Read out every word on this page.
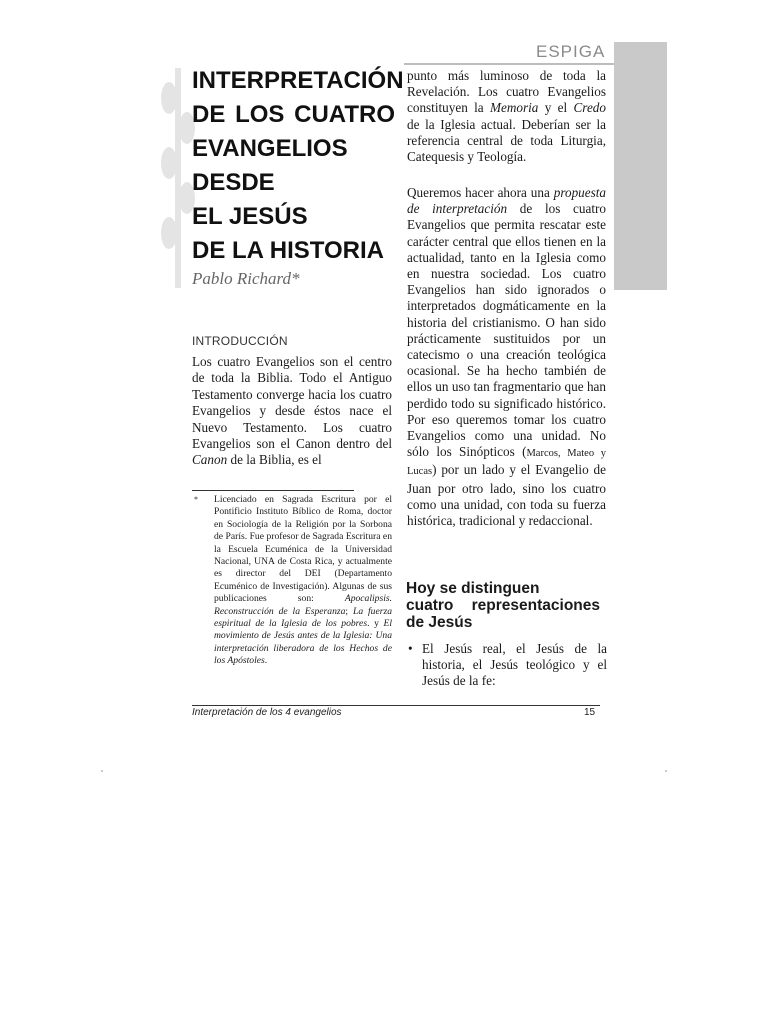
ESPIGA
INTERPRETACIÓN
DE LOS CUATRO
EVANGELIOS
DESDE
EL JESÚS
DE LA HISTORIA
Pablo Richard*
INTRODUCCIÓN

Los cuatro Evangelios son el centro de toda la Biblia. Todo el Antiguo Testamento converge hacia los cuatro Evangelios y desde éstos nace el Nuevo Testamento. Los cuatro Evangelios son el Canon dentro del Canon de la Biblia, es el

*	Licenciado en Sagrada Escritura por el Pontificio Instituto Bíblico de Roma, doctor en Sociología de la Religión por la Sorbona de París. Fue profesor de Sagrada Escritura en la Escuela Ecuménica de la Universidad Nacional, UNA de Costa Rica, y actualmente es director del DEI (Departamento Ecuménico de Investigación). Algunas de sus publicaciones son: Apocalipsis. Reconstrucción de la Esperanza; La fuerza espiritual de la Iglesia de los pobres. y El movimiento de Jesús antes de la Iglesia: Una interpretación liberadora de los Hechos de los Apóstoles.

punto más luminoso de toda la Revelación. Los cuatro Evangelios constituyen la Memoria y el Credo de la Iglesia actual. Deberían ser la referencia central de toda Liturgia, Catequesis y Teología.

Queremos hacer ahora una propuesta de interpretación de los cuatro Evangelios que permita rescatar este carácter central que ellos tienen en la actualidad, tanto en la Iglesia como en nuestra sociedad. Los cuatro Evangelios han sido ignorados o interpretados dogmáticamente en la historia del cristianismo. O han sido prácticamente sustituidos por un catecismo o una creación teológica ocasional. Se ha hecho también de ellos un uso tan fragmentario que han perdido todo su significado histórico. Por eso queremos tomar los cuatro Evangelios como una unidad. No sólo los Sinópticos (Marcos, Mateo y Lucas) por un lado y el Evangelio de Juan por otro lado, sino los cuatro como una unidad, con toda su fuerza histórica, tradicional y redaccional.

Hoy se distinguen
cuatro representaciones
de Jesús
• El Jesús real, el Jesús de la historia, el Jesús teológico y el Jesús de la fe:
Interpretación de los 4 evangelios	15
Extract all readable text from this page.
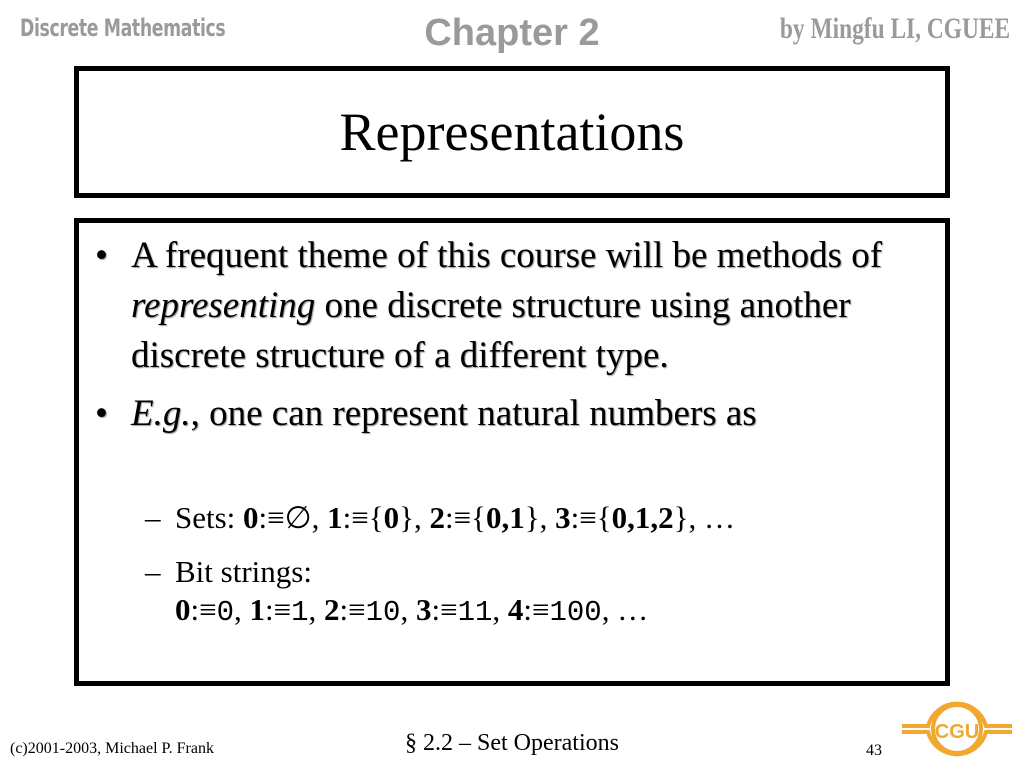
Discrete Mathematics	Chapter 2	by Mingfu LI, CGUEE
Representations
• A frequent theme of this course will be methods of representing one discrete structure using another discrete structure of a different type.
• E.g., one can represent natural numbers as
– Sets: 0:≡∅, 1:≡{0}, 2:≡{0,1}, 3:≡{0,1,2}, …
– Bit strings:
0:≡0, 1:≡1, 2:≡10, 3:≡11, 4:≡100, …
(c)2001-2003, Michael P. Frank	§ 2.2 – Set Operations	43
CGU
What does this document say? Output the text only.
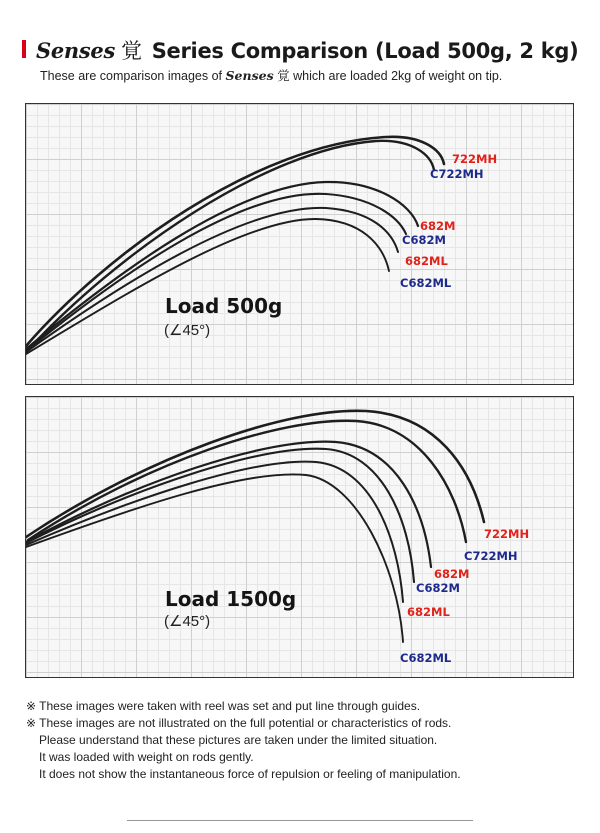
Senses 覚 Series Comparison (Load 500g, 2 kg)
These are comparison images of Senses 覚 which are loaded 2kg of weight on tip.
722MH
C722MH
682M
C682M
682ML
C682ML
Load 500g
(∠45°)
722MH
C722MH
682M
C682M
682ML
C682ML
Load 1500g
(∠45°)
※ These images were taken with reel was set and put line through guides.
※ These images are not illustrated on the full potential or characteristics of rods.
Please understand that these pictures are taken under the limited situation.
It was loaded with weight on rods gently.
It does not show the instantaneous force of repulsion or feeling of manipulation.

******

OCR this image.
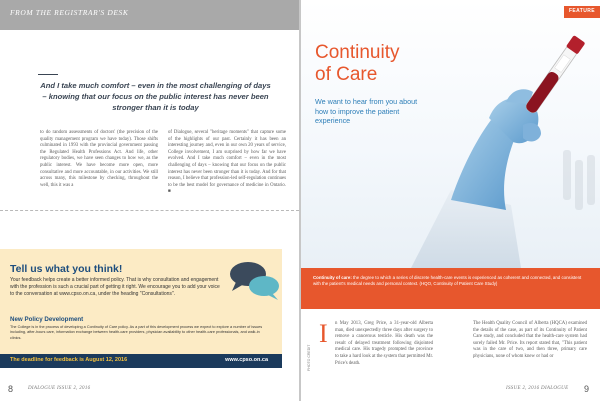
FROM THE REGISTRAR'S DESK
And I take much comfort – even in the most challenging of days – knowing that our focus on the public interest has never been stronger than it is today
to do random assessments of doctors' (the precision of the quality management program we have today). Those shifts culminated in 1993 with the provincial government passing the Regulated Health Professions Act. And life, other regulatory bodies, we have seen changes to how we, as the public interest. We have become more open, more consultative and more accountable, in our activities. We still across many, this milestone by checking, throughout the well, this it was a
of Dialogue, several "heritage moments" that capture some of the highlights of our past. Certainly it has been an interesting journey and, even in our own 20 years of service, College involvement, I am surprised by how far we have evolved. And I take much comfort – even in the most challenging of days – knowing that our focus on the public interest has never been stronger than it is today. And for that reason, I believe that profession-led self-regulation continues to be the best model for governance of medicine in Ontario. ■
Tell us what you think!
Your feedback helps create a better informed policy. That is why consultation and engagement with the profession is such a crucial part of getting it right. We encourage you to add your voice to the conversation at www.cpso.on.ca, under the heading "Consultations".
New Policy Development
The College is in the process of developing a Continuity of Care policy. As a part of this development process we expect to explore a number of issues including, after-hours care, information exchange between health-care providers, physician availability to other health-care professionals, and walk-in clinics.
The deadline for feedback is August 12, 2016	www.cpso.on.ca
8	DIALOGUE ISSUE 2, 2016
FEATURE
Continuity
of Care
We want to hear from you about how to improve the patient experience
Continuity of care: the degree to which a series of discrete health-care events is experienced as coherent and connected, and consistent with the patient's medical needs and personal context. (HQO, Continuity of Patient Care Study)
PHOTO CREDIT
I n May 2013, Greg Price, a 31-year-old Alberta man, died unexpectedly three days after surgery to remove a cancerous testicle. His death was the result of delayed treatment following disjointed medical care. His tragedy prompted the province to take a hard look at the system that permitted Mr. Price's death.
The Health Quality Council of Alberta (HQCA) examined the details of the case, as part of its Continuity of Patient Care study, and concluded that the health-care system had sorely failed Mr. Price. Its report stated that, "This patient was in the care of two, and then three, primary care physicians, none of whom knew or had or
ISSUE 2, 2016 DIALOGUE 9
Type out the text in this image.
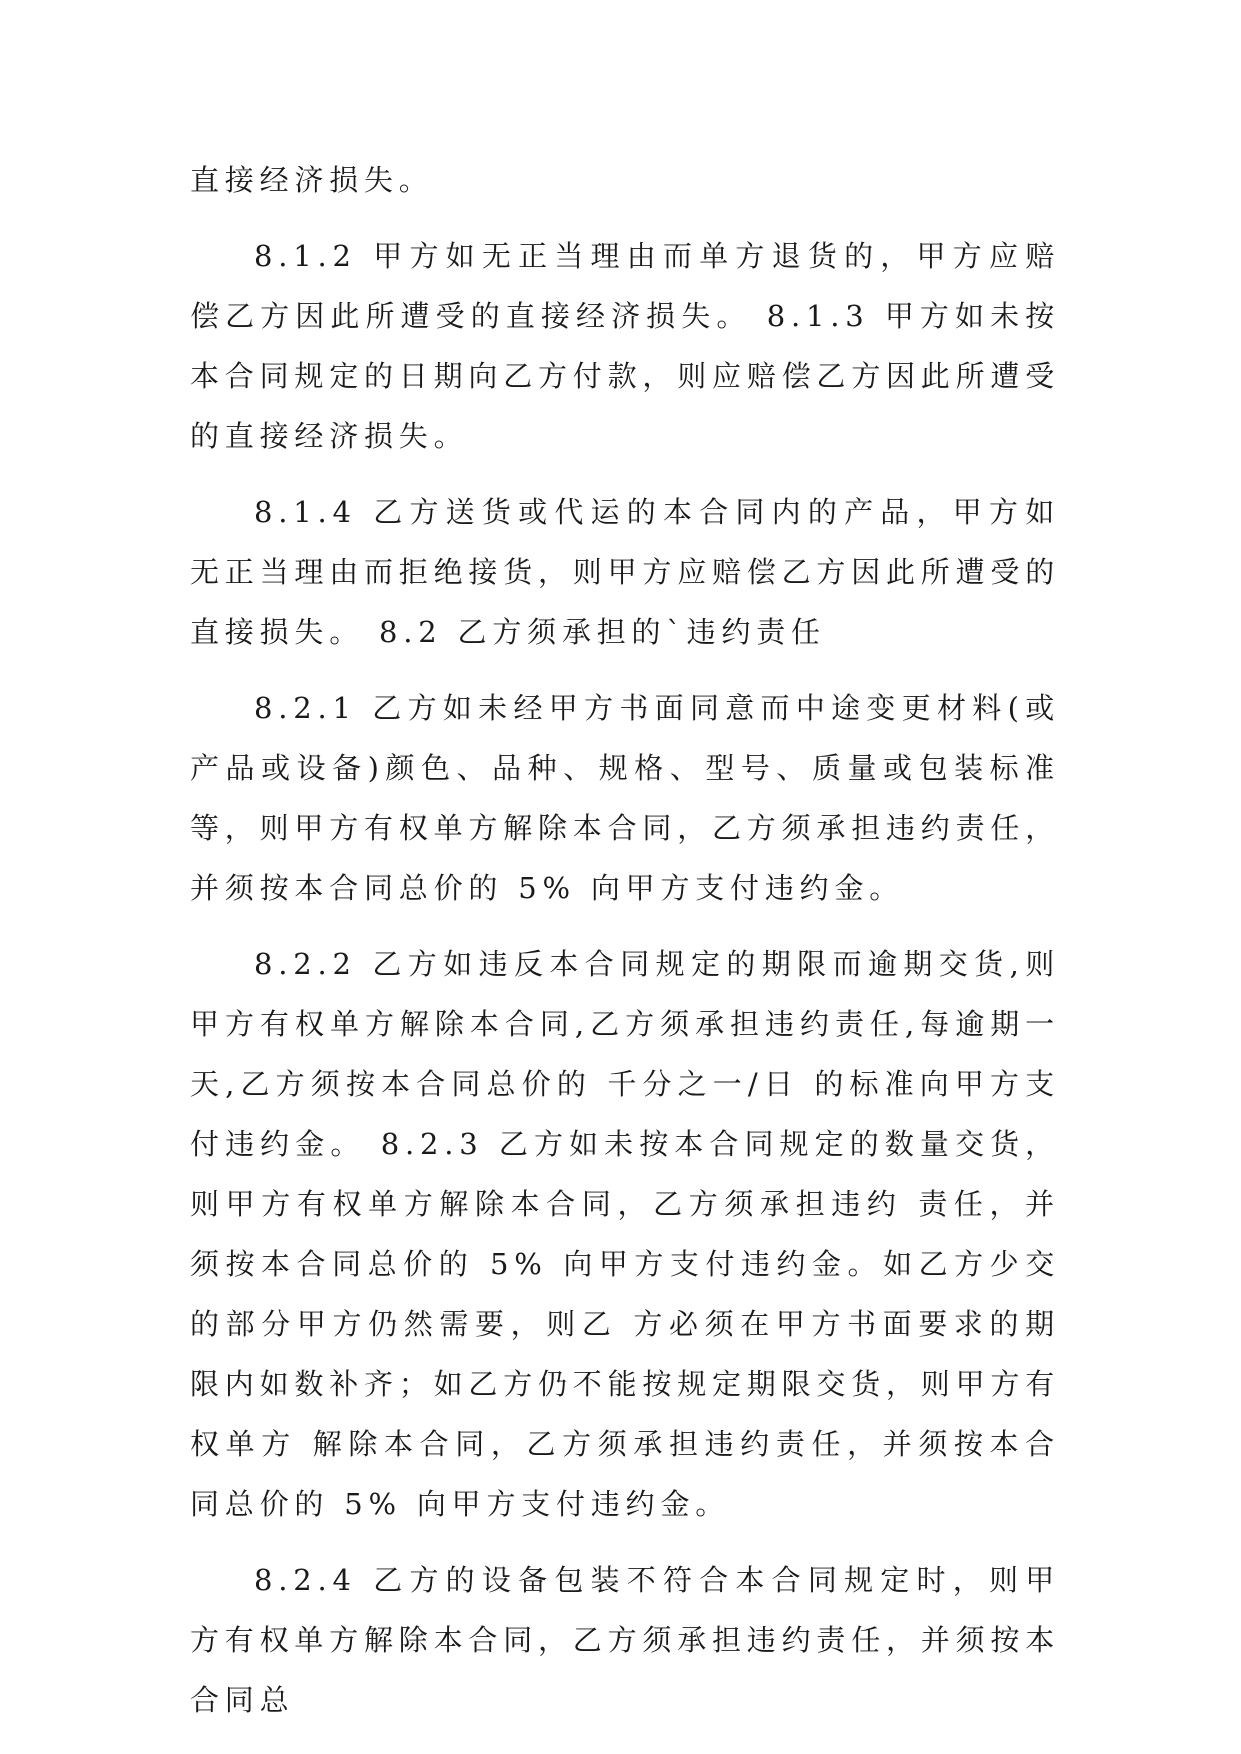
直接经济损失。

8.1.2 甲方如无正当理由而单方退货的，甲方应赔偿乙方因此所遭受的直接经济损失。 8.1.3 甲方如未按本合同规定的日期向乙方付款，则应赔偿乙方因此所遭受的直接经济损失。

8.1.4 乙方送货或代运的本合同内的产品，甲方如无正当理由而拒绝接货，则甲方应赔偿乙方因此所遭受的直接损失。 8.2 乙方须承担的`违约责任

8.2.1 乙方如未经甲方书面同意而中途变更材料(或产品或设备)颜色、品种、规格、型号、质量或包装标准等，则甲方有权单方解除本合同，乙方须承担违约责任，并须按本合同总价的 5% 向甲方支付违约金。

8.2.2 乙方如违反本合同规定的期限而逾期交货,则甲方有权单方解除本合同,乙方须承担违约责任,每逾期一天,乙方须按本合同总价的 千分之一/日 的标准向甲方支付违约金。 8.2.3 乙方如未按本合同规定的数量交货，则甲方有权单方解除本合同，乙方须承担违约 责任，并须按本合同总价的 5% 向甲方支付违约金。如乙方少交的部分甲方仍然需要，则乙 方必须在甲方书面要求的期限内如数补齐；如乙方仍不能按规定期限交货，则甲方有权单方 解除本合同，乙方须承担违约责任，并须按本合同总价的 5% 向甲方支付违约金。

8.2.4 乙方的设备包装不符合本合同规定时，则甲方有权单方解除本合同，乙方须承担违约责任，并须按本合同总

******

» Exercise directions:
Above are some records. Report the number of their lines that include "Price", and add nothing else.

» Problem solution:
2